Enfim, é o resultado do balanço final. A entrega da factura da festa. Não há dúvidas de que este governo está a fazer um trabalho medíocre, mas a análise desse trabalho está a ser muito pior. As televisões produzem informação superficial. As rádios funcionam como televisões sem imagem. Os jornais transformaram-se em panfletos comunistas. Apesar disso, todos se proclamam como mananciais do “jornalismo de referência”. Esta comunicação social informa como se estivéssemos a viver no fim do mundo. As suas notícias reflectem-no. Quando aquilo que se precisava era de calma, inteligência e ponderação, aquilo que obtemos são gritos desesperados, o método universalmente reconhecido como a forma mais adequada de comunicar.

sábado, 1 de fevereiro de 2014

O Futuro Japonês


Quando se observam as especulações conceptuais realizadas na década de cinquenta sobre o que seria o mundo actual, verificamos que essas não passaram de divagações afastadas da realidade. Não existem robôs sencientes. As nossas armas de fogo não disparam raios laser. Não nos movimentamos em carros voadores. Ainda não visitamos nenhum planeta. Não existem colónias na Lua. Não nos alimentamos à base de comprimidos. O motor de combustão ainda é ubíquo.

Actualmente a humanidade ainda tenta prever, com um grau inferior de erro, o futuro da segunda metade do século XXI. O autor americano, Ray Kurzweil, é consagrado pelo seu trabalho relacionado com essa tentativa de previsão. Num exercício pseudocientífico que se situa algures entre a astrologia e a neurocirurgia o autor já fez diversas previsões que se concretizaram de forma semelhante ou parcial. A explosão da Internet, aumento exponencial da capacidade de processamento de computadores, o surgimento de tecnologia de tradução textual de voz e o aparecimento de carros de condução autónoma.

- _O QUE SE PEDE_
Continue o texto sobre as previsões do futuro a partir da última frase apresentada.

- _DADOS DE ENTRADA_
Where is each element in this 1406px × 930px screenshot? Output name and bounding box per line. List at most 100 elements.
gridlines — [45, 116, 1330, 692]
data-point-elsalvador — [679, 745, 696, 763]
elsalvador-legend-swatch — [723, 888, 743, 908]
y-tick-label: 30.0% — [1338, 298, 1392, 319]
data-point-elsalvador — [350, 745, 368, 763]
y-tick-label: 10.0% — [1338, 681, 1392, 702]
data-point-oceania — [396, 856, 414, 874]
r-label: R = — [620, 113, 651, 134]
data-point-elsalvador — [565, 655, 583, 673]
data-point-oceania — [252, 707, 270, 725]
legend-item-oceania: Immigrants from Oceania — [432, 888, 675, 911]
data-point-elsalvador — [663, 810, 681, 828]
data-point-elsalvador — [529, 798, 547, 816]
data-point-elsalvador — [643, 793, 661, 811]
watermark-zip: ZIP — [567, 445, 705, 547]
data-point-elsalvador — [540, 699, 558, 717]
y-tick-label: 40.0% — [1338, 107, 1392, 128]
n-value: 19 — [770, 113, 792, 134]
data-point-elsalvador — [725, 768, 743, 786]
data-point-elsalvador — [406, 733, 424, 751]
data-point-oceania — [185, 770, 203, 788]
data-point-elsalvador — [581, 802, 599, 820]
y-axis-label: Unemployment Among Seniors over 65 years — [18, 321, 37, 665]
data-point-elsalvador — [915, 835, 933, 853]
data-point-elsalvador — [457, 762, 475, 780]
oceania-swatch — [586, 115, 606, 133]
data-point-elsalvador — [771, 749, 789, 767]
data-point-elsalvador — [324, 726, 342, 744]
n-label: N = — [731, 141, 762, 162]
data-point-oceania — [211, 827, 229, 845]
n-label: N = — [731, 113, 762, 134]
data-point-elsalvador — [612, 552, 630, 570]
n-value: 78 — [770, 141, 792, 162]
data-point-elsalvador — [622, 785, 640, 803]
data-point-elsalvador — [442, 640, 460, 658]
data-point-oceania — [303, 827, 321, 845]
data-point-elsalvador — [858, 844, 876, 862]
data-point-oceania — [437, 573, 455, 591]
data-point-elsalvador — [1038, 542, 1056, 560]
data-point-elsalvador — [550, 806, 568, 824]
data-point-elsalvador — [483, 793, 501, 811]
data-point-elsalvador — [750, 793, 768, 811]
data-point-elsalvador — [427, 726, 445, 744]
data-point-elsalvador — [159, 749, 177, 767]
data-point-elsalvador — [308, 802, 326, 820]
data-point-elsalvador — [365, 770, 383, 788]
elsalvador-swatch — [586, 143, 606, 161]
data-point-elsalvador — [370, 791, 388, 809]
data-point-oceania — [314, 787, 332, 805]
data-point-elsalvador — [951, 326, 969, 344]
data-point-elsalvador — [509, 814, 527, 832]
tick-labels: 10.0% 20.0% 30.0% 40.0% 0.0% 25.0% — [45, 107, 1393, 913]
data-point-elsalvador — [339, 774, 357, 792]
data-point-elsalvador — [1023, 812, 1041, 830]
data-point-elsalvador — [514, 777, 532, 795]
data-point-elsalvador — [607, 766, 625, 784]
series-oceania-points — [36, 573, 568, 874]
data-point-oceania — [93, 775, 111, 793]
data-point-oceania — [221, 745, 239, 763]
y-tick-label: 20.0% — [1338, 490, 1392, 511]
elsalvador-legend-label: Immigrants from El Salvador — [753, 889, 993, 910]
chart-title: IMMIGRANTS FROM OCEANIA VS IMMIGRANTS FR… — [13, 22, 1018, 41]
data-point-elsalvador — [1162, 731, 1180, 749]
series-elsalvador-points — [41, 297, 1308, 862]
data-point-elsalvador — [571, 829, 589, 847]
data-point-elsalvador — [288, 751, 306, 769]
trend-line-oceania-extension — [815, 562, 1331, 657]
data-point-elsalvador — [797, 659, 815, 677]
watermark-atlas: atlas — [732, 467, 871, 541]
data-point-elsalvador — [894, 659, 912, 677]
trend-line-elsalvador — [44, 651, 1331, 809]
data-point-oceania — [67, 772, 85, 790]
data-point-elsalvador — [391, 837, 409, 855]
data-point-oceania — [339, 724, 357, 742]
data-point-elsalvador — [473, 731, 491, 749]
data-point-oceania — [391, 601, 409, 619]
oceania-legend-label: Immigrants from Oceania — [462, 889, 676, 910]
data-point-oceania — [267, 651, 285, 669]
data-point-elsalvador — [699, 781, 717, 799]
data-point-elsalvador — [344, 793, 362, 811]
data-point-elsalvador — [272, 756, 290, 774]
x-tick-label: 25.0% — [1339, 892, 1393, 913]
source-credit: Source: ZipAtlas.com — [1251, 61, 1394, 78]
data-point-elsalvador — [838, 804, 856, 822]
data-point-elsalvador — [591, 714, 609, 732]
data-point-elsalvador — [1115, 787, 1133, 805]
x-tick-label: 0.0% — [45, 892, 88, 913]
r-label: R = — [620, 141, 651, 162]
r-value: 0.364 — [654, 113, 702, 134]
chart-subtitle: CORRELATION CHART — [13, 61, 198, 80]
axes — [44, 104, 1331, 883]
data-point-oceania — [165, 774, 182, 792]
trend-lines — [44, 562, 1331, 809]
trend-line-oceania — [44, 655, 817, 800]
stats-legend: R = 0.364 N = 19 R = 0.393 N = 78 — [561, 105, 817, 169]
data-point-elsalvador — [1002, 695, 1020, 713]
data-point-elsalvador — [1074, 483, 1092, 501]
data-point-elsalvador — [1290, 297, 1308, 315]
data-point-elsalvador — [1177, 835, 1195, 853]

- _RESPOSTA AO PROBLEMA_
No entanto, as suas previsões aplicadas ao futuro próximo são consideravelmente mais audazes. Entre outras coisas, o autor teoriza o surgimento de inteligência artificial, a proliferação de robôs no sector industrial primário e o desenvolvimento de robôs médicos na escala nano (milésimo de milionésimo), que serão inseridos no nosso corpo para realizarem manutenção. O autor prevê, para a década de 2030, o mapeamento total do cérebro humano e a possibilidade de ser realizado o upload da nossa mente num computador muito mais inteligente do que humanos. Para a década de 2040, o autor prevê que as pessoas passarão a maior parte do tempo imersas em realidade virtual e que existirão híbridos humanos-robô, potencialmente imortais.

É óbvio que parece uma previsão extraordinariamente rebuscada. Mas o futuro dá-nos diversos sinais. Em 1997, um computador chamado Deep Blue venceu um conjunto de seis partidas de xadrez contra o campeão mundial Garry Kasparov. Em terras nipónicas insistem em tentar criar robôs feminizados assustadores para fins de gratificação sexual. Na imprensa lêem-se suspiros da cura da sida e de vitórias na batalha contra o cancro. A assistente virtual do Iphone demonstra uma complexidade operativa espantosa.

O filme de Spike Jonze, Her, conta a história de um homem que se apaixona por um sistema operativo com inteligência artificial, carácter humano e personalidade feminina. Esta dramatização envolve uma sociedade futurista onde esses sistemas operativos são tratados como humanos por pessoas desapontadas pela imperfeição complicada da interacção humana real. Os dilemas existenciais surgem relacionados com a dificuldade em aferir se, num mundo onde a inteligência artificial é comparável com a inteligência humana, os sistemas operativos são uma forma real de existência.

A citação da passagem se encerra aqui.